> WRITTEN REQUEST
Look through the material below. Copy each line that contains the string "JSON".

> RECORDS FOR THIS EXERCISE

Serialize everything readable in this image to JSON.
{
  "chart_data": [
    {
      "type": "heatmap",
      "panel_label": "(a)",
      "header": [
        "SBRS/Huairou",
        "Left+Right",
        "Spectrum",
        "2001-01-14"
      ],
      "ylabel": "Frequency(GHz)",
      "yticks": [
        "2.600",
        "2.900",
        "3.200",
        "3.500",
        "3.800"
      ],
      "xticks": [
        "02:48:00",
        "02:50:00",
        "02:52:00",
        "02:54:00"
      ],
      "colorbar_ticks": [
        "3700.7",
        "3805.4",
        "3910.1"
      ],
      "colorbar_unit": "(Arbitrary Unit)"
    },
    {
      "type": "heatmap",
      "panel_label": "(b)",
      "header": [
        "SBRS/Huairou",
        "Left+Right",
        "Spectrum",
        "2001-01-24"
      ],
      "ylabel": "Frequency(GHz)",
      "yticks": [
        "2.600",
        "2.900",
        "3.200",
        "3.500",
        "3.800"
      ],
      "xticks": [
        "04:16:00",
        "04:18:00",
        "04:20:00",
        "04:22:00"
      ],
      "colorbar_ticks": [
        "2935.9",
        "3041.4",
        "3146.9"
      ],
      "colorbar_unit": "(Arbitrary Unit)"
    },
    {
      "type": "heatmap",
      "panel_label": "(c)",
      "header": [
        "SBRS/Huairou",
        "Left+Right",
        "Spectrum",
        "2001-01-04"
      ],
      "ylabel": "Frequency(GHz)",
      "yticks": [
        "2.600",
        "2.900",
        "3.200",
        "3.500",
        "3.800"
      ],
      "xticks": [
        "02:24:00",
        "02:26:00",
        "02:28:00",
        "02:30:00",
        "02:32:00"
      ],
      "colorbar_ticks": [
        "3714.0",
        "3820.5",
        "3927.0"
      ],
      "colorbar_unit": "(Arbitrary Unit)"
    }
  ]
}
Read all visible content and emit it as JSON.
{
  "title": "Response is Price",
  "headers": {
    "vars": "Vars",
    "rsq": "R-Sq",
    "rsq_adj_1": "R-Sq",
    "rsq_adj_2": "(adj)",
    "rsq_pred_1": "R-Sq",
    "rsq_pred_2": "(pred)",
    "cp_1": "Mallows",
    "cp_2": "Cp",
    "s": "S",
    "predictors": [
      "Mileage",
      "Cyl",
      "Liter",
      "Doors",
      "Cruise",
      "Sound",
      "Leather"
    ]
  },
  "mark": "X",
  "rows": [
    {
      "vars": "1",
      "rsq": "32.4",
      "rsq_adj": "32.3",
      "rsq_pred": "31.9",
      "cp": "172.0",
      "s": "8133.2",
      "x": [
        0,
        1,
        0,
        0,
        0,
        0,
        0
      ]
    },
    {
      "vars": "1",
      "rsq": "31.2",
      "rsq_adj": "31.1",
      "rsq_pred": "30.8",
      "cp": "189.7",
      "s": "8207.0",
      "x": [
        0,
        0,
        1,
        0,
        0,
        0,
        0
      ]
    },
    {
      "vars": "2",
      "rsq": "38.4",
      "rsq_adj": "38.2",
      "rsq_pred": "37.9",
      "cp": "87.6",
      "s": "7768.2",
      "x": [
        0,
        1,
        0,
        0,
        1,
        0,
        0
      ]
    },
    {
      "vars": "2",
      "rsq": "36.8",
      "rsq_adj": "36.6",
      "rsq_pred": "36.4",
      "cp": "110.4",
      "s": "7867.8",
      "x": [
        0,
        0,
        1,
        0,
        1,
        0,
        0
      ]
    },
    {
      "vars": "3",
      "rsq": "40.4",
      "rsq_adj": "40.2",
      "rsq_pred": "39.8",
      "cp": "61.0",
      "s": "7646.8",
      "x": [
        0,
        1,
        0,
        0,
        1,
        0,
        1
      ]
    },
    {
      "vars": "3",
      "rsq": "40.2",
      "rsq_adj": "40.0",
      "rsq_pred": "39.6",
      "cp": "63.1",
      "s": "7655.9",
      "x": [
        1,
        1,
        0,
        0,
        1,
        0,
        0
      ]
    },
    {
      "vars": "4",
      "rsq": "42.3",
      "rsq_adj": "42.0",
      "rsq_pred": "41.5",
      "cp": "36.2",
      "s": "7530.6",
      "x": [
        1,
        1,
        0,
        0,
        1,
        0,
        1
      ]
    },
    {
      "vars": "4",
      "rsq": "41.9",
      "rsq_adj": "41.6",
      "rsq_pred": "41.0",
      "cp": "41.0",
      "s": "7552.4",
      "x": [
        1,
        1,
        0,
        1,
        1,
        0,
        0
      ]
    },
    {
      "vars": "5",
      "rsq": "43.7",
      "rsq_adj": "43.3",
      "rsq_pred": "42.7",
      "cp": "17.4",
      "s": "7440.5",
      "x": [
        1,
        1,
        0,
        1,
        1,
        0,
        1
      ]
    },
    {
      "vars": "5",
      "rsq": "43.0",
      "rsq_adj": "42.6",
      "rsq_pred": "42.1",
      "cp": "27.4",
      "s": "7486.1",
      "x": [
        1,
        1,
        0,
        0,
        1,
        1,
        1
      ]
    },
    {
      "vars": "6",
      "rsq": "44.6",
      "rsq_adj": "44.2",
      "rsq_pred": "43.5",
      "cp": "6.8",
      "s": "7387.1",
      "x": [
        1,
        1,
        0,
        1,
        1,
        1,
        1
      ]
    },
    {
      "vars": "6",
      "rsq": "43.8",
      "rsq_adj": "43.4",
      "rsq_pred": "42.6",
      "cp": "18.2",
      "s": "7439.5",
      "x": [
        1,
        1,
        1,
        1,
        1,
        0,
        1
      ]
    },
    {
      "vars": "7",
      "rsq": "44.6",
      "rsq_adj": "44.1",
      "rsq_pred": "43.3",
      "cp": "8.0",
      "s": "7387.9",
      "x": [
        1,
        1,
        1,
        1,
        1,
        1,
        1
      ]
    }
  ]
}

> FINISHED ANSWER
Serialize everything readable in this image to JSON.
Read all visible content and emit it as JSON.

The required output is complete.